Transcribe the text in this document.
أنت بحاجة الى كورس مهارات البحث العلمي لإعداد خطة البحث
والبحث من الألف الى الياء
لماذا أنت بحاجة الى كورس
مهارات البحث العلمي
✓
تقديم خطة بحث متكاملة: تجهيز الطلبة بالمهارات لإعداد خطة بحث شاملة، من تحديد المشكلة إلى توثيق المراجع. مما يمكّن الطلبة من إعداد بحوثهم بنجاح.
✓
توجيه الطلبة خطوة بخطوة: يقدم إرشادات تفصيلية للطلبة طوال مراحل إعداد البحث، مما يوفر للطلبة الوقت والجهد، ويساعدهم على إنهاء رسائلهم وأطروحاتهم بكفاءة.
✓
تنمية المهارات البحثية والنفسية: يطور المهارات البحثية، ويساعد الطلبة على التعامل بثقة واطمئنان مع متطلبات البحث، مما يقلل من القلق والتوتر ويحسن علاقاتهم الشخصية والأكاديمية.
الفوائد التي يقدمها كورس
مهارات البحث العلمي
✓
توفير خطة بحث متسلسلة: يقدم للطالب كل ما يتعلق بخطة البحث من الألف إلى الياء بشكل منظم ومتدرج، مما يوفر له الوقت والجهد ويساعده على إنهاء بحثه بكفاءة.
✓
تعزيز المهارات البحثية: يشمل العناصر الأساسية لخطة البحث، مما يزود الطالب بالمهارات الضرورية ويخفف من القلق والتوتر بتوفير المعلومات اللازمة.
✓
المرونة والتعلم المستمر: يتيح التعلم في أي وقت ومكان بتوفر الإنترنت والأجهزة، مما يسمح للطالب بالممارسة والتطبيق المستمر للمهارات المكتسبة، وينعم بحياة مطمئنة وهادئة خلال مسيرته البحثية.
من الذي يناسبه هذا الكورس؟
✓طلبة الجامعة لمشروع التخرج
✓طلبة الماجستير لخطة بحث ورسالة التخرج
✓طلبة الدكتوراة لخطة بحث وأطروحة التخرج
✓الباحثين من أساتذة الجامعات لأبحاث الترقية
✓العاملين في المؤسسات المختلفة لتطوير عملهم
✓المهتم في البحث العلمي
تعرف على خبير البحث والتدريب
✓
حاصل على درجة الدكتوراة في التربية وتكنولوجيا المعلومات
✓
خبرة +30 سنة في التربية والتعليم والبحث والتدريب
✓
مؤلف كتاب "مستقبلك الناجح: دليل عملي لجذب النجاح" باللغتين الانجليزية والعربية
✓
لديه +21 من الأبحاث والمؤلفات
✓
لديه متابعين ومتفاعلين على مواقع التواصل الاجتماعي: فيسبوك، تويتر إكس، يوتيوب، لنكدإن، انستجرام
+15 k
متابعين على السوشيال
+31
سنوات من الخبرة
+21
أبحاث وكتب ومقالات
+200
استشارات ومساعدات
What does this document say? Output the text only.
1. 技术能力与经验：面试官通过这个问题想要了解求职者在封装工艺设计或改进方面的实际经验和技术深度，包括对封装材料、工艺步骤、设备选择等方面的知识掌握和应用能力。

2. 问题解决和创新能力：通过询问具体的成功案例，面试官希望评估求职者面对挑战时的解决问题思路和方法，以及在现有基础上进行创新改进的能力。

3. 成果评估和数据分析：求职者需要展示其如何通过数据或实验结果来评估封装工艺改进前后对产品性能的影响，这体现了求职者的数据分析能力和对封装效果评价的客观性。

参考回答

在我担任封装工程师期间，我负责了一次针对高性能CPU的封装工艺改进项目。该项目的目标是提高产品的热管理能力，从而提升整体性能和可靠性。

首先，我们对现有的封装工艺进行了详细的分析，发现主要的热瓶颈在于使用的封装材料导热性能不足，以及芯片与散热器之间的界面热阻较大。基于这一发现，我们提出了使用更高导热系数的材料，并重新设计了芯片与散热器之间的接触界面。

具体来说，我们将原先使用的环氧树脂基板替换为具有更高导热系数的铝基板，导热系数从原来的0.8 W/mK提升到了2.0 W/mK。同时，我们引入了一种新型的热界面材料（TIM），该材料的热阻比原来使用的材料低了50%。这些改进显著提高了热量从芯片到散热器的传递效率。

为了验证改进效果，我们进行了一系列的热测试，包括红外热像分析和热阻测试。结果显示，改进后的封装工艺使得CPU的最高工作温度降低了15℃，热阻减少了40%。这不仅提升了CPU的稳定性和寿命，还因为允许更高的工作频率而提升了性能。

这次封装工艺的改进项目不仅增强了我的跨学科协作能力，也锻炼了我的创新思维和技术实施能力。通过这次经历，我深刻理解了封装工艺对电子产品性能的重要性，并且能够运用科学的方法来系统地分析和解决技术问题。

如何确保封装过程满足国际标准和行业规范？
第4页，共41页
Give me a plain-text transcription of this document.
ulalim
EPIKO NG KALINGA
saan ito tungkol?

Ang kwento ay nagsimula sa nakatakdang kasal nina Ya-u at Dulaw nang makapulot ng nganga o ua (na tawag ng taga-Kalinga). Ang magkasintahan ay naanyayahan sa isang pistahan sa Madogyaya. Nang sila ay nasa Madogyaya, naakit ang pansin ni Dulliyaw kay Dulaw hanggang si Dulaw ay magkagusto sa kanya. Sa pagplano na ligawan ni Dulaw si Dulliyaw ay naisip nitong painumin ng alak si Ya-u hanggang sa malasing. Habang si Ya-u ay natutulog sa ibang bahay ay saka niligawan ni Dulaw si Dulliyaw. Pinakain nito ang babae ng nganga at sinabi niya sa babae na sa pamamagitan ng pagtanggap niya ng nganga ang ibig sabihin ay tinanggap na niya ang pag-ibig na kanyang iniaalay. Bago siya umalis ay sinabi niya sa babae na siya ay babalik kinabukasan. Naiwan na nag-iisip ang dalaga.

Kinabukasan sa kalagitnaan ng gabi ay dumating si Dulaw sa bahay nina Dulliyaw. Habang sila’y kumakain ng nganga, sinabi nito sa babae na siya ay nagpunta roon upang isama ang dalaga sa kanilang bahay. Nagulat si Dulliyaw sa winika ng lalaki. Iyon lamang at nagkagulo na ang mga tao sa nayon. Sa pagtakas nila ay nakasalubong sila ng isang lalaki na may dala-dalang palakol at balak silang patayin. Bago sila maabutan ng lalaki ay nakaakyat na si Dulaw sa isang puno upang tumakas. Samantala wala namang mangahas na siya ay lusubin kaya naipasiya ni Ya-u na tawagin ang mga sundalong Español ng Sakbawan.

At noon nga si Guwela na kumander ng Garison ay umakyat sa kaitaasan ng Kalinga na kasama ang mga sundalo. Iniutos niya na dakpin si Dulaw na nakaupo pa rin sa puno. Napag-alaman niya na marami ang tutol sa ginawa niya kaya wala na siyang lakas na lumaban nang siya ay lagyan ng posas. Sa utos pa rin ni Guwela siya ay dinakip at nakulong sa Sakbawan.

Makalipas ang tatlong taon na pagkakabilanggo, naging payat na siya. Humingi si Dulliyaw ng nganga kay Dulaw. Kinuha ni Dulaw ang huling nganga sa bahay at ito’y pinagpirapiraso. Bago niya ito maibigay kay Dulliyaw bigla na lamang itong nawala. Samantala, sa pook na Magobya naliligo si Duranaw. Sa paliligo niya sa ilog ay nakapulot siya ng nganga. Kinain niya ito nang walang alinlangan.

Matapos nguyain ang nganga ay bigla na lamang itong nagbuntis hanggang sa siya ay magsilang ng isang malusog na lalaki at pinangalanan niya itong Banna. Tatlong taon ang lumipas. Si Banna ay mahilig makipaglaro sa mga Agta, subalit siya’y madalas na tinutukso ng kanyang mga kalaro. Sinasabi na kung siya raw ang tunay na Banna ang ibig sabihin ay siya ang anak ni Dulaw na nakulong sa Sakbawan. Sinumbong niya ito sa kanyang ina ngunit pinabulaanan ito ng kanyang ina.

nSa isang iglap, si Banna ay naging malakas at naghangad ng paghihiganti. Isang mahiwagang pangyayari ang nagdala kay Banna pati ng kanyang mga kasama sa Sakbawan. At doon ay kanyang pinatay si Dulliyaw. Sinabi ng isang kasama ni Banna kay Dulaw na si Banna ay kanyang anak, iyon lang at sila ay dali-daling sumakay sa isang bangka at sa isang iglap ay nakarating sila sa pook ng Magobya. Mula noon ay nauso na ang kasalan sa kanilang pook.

○ ○ ○

### WRITTEN INSTRUCTION
Above are the records; copy every line in them that holds the word "naging".

### THE OUTPUT
Makalipas ang tatlong taon na pagkakabilanggo, naging payat na siya. Humingi si Dulliyaw ng nganga kay Dulaw. Kinuha ni Dulaw ang huling nganga sa bahay at ito’y pinagpirapiraso. Bago niya ito maibigay kay Dulliyaw bigla na lamang itong nawala. Samantala, sa pook na Magobya naliligo si Duranaw. Sa paliligo niya sa ilog ay nakapulot siya ng nganga. Kinain niya ito nang walang alinlangan.
nSa isang iglap, si Banna ay naging malakas at naghangad ng paghihiganti. Isang mahiwagang pangyayari ang nagdala kay Banna pati ng kanyang mga kasama sa Sakbawan. At doon ay kanyang pinatay si Dulliyaw. Sinabi ng isang kasama ni Banna kay Dulaw na si Banna ay kanyang anak, iyon lang at sila ay dali-daling sumakay sa isang bangka at sa isang iglap ay nakarating sila sa pook ng Magobya. Mula noon ay nauso na ang kasalan sa kanilang pook.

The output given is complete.